Dataset entries on figures:
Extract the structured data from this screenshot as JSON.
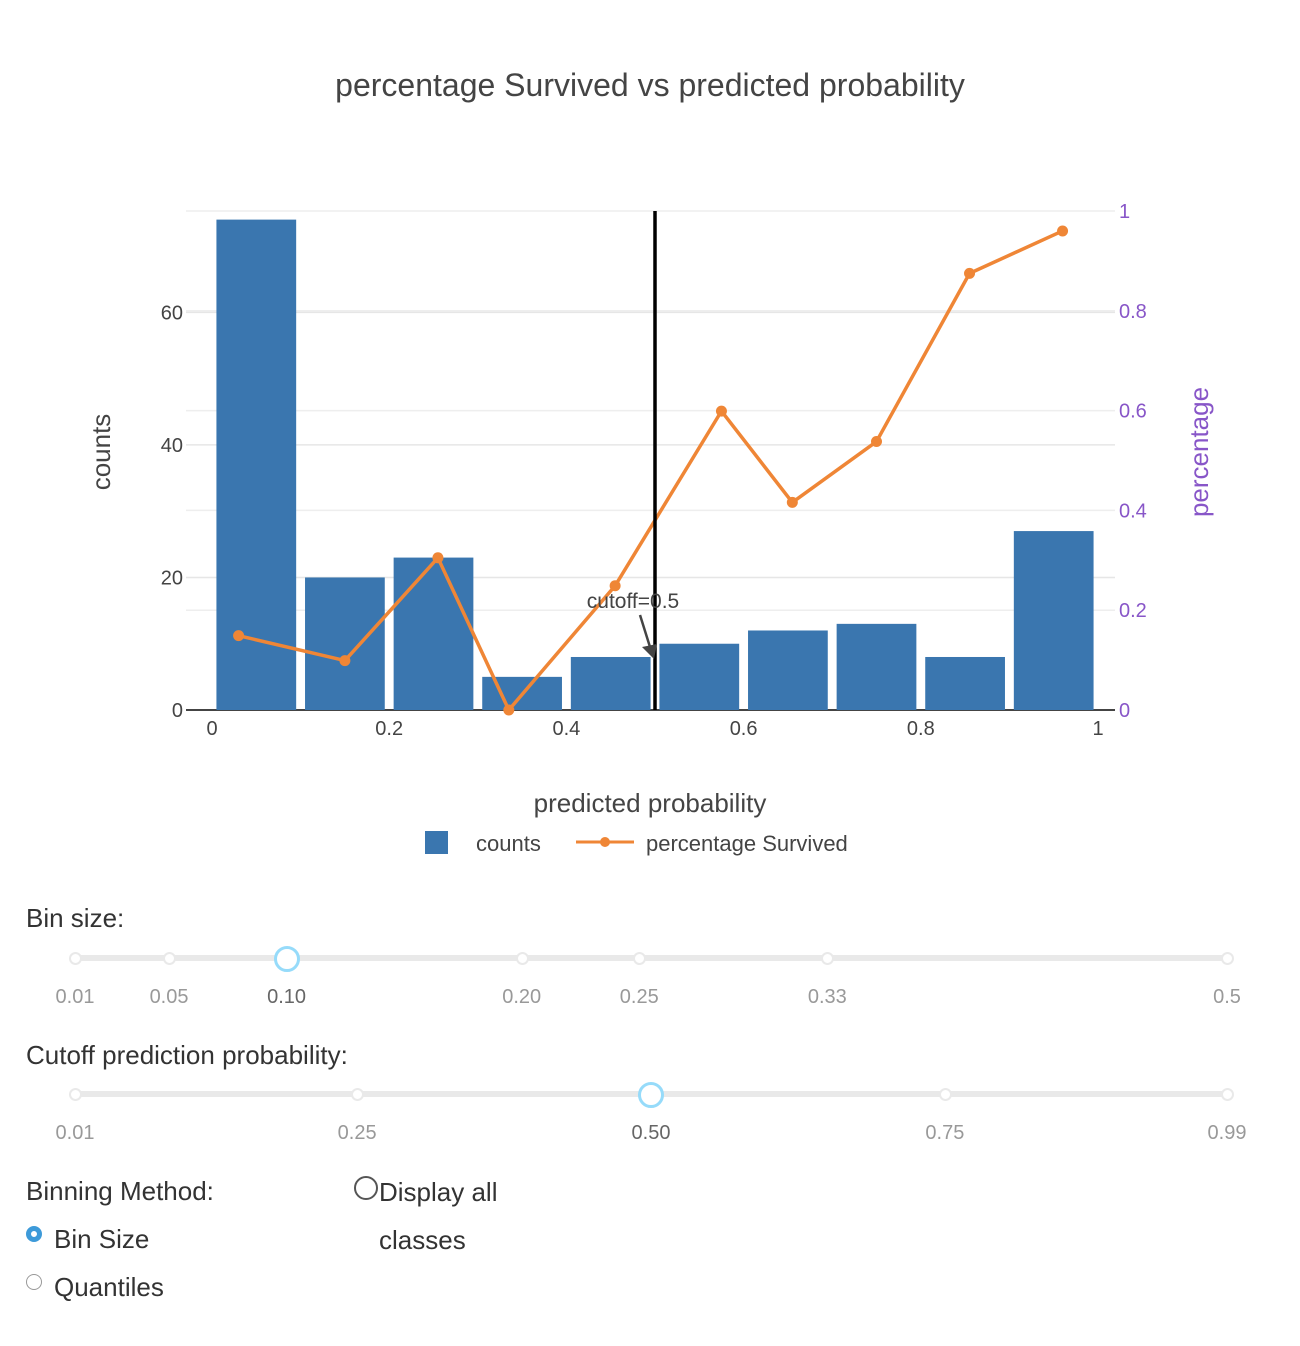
{
  "chart_data": {
    "type": "bar",
    "title": "percentage Survived vs predicted probability",
    "xlabel": "predicted probability",
    "ylabel": "counts",
    "y2label": "percentage",
    "xlim": [
      0,
      1
    ],
    "ylim": [
      0,
      75.3
    ],
    "y2lim": [
      0,
      1
    ],
    "xticks": [
      0,
      0.2,
      0.4,
      0.6,
      0.8,
      1
    ],
    "xtick_labels": [
      "0",
      "0.2",
      "0.4",
      "0.6",
      "0.8",
      "1"
    ],
    "yticks": [
      0,
      20,
      40,
      60
    ],
    "ytick_labels": [
      "0",
      "20",
      "40",
      "60"
    ],
    "y2ticks": [
      0,
      0.2,
      0.4,
      0.6,
      0.8,
      1
    ],
    "y2tick_labels": [
      "0",
      "0.2",
      "0.4",
      "0.6",
      "0.8",
      "1"
    ],
    "grid": true,
    "legend_position": "bottom-center",
    "bars": {
      "name": "counts",
      "color": "#3a76af",
      "x": [
        0.05,
        0.15,
        0.25,
        0.35,
        0.45,
        0.55,
        0.65,
        0.75,
        0.85,
        0.95
      ],
      "values": [
        74,
        20,
        23,
        5,
        8,
        10,
        12,
        13,
        8,
        27
      ]
    },
    "line": {
      "name": "percentage Survived",
      "color": "#ef8636",
      "x": [
        0.03,
        0.15,
        0.255,
        0.335,
        0.455,
        0.575,
        0.655,
        0.75,
        0.855,
        0.96
      ],
      "values": [
        0.149,
        0.099,
        0.305,
        0.0,
        0.249,
        0.599,
        0.416,
        0.538,
        0.875,
        0.96
      ]
    },
    "cutoff": {
      "x": 0.5,
      "label": "cutoff=0.5",
      "arrow_y": 8
    }
  },
  "controls": {
    "bin_size": {
      "label": "Bin size:",
      "marks": [
        "0.01",
        "0.05",
        "0.10",
        "0.20",
        "0.25",
        "0.33",
        "0.5"
      ],
      "mark_values": [
        0.01,
        0.05,
        0.1,
        0.2,
        0.25,
        0.33,
        0.5
      ],
      "value": 0.1
    },
    "cutoff": {
      "label": "Cutoff prediction probability:",
      "marks": [
        "0.01",
        "0.25",
        "0.50",
        "0.75",
        "0.99"
      ],
      "mark_values": [
        0.01,
        0.25,
        0.5,
        0.75,
        0.99
      ],
      "value": 0.5
    },
    "binning": {
      "label": "Binning Method:",
      "options": [
        "Bin Size",
        "Quantiles"
      ],
      "selected": "Bin Size"
    },
    "display_all": {
      "label": "Display all classes",
      "checked": false
    }
  }
}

> [Problem]: Copy the material above exactly and drop the pictures.

> [The response]:
Extract the structured data from this screenshot as JSON.
{
  "chart_data": {
    "type": "bar",
    "title": "percentage Survived vs predicted probability",
    "xlabel": "predicted probability",
    "ylabel": "counts",
    "y2label": "percentage",
    "xlim": [
      0,
      1
    ],
    "ylim": [
      0,
      75.3
    ],
    "y2lim": [
      0,
      1
    ],
    "xticks": [
      0,
      0.2,
      0.4,
      0.6,
      0.8,
      1
    ],
    "xtick_labels": [
      "0",
      "0.2",
      "0.4",
      "0.6",
      "0.8",
      "1"
    ],
    "yticks": [
      0,
      20,
      40,
      60
    ],
    "ytick_labels": [
      "0",
      "20",
      "40",
      "60"
    ],
    "y2ticks": [
      0,
      0.2,
      0.4,
      0.6,
      0.8,
      1
    ],
    "y2tick_labels": [
      "0",
      "0.2",
      "0.4",
      "0.6",
      "0.8",
      "1"
    ],
    "grid": true,
    "legend_position": "bottom-center",
    "bars": {
      "name": "counts",
      "color": "#3a76af",
      "x": [
        0.05,
        0.15,
        0.25,
        0.35,
        0.45,
        0.55,
        0.65,
        0.75,
        0.85,
        0.95
      ],
      "values": [
        74,
        20,
        23,
        5,
        8,
        10,
        12,
        13,
        8,
        27
      ]
    },
    "line": {
      "name": "percentage Survived",
      "color": "#ef8636",
      "x": [
        0.03,
        0.15,
        0.255,
        0.335,
        0.455,
        0.575,
        0.655,
        0.75,
        0.855,
        0.96
      ],
      "values": [
        0.149,
        0.099,
        0.305,
        0.0,
        0.249,
        0.599,
        0.416,
        0.538,
        0.875,
        0.96
      ]
    },
    "cutoff": {
      "x": 0.5,
      "label": "cutoff=0.5",
      "arrow_y": 8
    }
  },
  "controls": {
    "bin_size": {
      "label": "Bin size:",
      "marks": [
        "0.01",
        "0.05",
        "0.10",
        "0.20",
        "0.25",
        "0.33",
        "0.5"
      ],
      "mark_values": [
        0.01,
        0.05,
        0.1,
        0.2,
        0.25,
        0.33,
        0.5
      ],
      "value": 0.1
    },
    "cutoff": {
      "label": "Cutoff prediction probability:",
      "marks": [
        "0.01",
        "0.25",
        "0.50",
        "0.75",
        "0.99"
      ],
      "mark_values": [
        0.01,
        0.25,
        0.5,
        0.75,
        0.99
      ],
      "value": 0.5
    },
    "binning": {
      "label": "Binning Method:",
      "options": [
        "Bin Size",
        "Quantiles"
      ],
      "selected": "Bin Size"
    },
    "display_all": {
      "label": "Display all classes",
      "checked": false
    }
  }
}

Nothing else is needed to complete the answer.